**Raw data:**
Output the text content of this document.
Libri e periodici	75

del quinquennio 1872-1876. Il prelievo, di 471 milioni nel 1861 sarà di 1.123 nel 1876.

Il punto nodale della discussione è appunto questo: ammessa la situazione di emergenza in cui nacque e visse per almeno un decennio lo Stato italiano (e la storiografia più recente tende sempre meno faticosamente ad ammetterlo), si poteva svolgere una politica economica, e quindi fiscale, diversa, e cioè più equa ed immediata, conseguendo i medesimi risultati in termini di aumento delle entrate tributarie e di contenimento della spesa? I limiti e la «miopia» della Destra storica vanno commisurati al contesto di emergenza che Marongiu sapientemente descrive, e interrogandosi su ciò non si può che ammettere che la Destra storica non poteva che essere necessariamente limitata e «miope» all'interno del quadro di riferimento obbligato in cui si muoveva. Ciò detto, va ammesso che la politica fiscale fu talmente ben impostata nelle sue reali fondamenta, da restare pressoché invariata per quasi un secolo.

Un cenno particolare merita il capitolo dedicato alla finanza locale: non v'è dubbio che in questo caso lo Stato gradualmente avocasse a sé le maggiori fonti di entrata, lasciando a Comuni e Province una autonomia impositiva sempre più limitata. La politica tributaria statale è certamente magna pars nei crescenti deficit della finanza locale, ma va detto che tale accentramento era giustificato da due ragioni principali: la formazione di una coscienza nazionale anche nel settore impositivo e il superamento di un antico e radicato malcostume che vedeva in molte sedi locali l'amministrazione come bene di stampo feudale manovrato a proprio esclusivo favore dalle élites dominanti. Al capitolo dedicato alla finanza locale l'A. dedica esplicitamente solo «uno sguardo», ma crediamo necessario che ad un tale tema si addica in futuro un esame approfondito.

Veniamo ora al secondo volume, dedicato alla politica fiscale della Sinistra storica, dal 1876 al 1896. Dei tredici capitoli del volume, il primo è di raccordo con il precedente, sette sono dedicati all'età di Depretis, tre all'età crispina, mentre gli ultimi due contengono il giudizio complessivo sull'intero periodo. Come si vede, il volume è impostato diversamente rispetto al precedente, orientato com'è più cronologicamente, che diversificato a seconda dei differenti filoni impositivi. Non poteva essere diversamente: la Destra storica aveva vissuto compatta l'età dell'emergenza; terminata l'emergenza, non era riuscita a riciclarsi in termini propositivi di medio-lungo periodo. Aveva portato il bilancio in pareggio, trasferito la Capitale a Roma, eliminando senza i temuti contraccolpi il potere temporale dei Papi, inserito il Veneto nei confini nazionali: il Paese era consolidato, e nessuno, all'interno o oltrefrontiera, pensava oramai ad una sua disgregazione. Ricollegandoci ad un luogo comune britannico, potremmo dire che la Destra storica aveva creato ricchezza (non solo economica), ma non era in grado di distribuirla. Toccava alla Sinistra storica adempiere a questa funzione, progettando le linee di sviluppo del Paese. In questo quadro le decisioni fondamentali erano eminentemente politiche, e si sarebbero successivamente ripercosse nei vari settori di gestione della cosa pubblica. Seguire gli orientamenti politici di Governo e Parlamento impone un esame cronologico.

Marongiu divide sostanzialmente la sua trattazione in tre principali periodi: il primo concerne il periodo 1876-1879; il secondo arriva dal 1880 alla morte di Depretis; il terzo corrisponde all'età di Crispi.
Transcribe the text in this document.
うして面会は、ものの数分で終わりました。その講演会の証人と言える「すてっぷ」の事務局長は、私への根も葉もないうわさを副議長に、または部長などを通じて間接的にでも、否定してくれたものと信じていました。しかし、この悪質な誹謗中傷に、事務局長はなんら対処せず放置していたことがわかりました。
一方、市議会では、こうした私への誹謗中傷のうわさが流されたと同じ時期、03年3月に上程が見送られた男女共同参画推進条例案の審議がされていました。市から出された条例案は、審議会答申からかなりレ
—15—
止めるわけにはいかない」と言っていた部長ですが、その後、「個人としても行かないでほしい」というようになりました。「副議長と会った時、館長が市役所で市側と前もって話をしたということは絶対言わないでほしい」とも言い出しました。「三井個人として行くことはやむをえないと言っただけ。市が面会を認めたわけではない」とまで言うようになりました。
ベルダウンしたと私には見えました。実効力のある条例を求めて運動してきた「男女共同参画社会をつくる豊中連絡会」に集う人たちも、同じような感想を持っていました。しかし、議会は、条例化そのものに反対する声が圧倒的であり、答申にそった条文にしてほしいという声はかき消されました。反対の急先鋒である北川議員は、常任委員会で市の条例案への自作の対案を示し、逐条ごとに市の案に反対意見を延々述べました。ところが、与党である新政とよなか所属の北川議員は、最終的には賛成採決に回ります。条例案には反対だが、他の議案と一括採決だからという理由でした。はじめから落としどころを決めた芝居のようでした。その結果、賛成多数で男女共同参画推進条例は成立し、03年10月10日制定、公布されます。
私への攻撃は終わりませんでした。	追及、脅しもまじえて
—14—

**Given task:**
Repeat the records above exactly, leaving none out.

**Output for this task:**
Output the text content of this document.
Libri e periodici	75

del quinquennio 1872-1876. Il prelievo, di 471 milioni nel 1861 sarà di 1.123 nel 1876.

Il punto nodale della discussione è appunto questo: ammessa la situazione di emergenza in cui nacque e visse per almeno un decennio lo Stato italiano (e la storiografia più recente tende sempre meno faticosamente ad ammetterlo), si poteva svolgere una politica economica, e quindi fiscale, diversa, e cioè più equa ed immediata, conseguendo i medesimi risultati in termini di aumento delle entrate tributarie e di contenimento della spesa? I limiti e la «miopia» della Destra storica vanno commisurati al contesto di emergenza che Marongiu sapientemente descrive, e interrogandosi su ciò non si può che ammettere che la Destra storica non poteva che essere necessariamente limitata e «miope» all'interno del quadro di riferimento obbligato in cui si muoveva. Ciò detto, va ammesso che la politica fiscale fu talmente ben impostata nelle sue reali fondamenta, da restare pressoché invariata per quasi un secolo.

Un cenno particolare merita il capitolo dedicato alla finanza locale: non v'è dubbio che in questo caso lo Stato gradualmente avocasse a sé le maggiori fonti di entrata, lasciando a Comuni e Province una autonomia impositiva sempre più limitata. La politica tributaria statale è certamente magna pars nei crescenti deficit della finanza locale, ma va detto che tale accentramento era giustificato da due ragioni principali: la formazione di una coscienza nazionale anche nel settore impositivo e il superamento di un antico e radicato malcostume che vedeva in molte sedi locali l'amministrazione come bene di stampo feudale manovrato a proprio esclusivo favore dalle élites dominanti. Al capitolo dedicato alla finanza locale l'A. dedica esplicitamente solo «uno sguardo», ma crediamo necessario che ad un tale tema si addica in futuro un esame approfondito.

Veniamo ora al secondo volume, dedicato alla politica fiscale della Sinistra storica, dal 1876 al 1896. Dei tredici capitoli del volume, il primo è di raccordo con il precedente, sette sono dedicati all'età di Depretis, tre all'età crispina, mentre gli ultimi due contengono il giudizio complessivo sull'intero periodo. Come si vede, il volume è impostato diversamente rispetto al precedente, orientato com'è più cronologicamente, che diversificato a seconda dei differenti filoni impositivi. Non poteva essere diversamente: la Destra storica aveva vissuto compatta l'età dell'emergenza; terminata l'emergenza, non era riuscita a riciclarsi in termini propositivi di medio-lungo periodo. Aveva portato il bilancio in pareggio, trasferito la Capitale a Roma, eliminando senza i temuti contraccolpi il potere temporale dei Papi, inserito il Veneto nei confini nazionali: il Paese era consolidato, e nessuno, all'interno o oltrefrontiera, pensava oramai ad una sua disgregazione. Ricollegandoci ad un luogo comune britannico, potremmo dire che la Destra storica aveva creato ricchezza (non solo economica), ma non era in grado di distribuirla. Toccava alla Sinistra storica adempiere a questa funzione, progettando le linee di sviluppo del Paese. In questo quadro le decisioni fondamentali erano eminentemente politiche, e si sarebbero successivamente ripercosse nei vari settori di gestione della cosa pubblica. Seguire gli orientamenti politici di Governo e Parlamento impone un esame cronologico.

Marongiu divide sostanzialmente la sua trattazione in tre principali periodi: il primo concerne il periodo 1876-1879; il secondo arriva dal 1880 alla morte di Depretis; il terzo corrisponde all'età di Crispi.
Transcribe the text in this document.
うして面会は、ものの数分で終わりました。その講演会の証人と言える「すてっぷ」の事務局長は、私への根も葉もないうわさを副議長に、または部長などを通じて間接的にでも、否定してくれたものと信じていました。しかし、この悪質な誹謗中傷に、事務局長はなんら対処せず放置していたことがわかりました。
一方、市議会では、こうした私への誹謗中傷のうわさが流されたと同じ時期、03年3月に上程が見送られた男女共同参画推進条例案の審議がされていました。市から出された条例案は、審議会答申からかなりレ
—15—
止めるわけにはいかない」と言っていた部長ですが、その後、「個人としても行かないでほしい」というようになりました。「副議長と会った時、館長が市役所で市側と前もって話をしたということは絶対言わないでほしい」とも言い出しました。「三井個人として行くことはやむをえないと言っただけ。市が面会を認めたわけではない」とまで言うようになりました。
ベルダウンしたと私には見えました。実効力のある条例を求めて運動してきた「男女共同参画社会をつくる豊中連絡会」に集う人たちも、同じような感想を持っていました。しかし、議会は、条例化そのものに反対する声が圧倒的であり、答申にそった条文にしてほしいという声はかき消されました。反対の急先鋒である北川議員は、常任委員会で市の条例案への自作の対案を示し、逐条ごとに市の案に反対意見を延々述べました。ところが、与党である新政とよなか所属の北川議員は、最終的には賛成採決に回ります。条例案には反対だが、他の議案と一括採決だからという理由でした。はじめから落としどころを決めた芝居のようでした。その結果、賛成多数で男女共同参画推進条例は成立し、03年10月10日制定、公布されます。
私への攻撃は終わりませんでした。	追及、脅しもまじえて
—14—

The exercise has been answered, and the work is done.